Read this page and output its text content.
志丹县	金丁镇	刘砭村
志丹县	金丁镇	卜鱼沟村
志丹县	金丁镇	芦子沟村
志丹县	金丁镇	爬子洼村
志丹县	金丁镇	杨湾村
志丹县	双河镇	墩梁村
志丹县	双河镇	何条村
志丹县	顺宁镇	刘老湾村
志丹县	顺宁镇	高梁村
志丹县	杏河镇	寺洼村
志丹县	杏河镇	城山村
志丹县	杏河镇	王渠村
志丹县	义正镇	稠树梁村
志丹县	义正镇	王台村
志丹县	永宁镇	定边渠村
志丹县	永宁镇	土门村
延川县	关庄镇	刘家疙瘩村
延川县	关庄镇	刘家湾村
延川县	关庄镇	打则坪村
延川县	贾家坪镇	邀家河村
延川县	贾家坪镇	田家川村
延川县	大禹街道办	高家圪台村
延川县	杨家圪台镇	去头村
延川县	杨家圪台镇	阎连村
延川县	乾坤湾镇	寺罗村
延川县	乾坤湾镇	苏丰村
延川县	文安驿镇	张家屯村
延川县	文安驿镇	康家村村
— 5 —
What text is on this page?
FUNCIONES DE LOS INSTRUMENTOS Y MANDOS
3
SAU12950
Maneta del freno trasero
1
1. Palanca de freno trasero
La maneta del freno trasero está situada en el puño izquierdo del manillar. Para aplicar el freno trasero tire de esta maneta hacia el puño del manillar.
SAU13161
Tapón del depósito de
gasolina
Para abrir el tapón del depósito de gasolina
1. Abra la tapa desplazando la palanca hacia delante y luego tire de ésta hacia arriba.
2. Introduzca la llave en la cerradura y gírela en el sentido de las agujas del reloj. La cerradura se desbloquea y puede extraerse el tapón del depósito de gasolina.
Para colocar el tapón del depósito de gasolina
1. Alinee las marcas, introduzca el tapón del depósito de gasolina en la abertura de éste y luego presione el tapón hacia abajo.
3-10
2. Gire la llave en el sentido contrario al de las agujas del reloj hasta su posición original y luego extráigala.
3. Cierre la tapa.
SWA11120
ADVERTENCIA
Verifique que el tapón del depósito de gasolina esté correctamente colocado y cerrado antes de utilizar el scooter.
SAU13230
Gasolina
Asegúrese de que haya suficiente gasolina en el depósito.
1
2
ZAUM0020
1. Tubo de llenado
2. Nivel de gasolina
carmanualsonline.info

□ □ □ □ □ □ □

Problem statement:
Copy each line of the data above that holds "sentido".

Result of the exercise:
2. Introduzca la llave en la cerradura y gírela en el sentido de las agujas del reloj. La cerradura se desbloquea y puede extraerse el tapón del depósito de gasolina.
2. Gire la llave en el sentido contrario al de las agujas del reloj hasta su posición original y luego extráigala.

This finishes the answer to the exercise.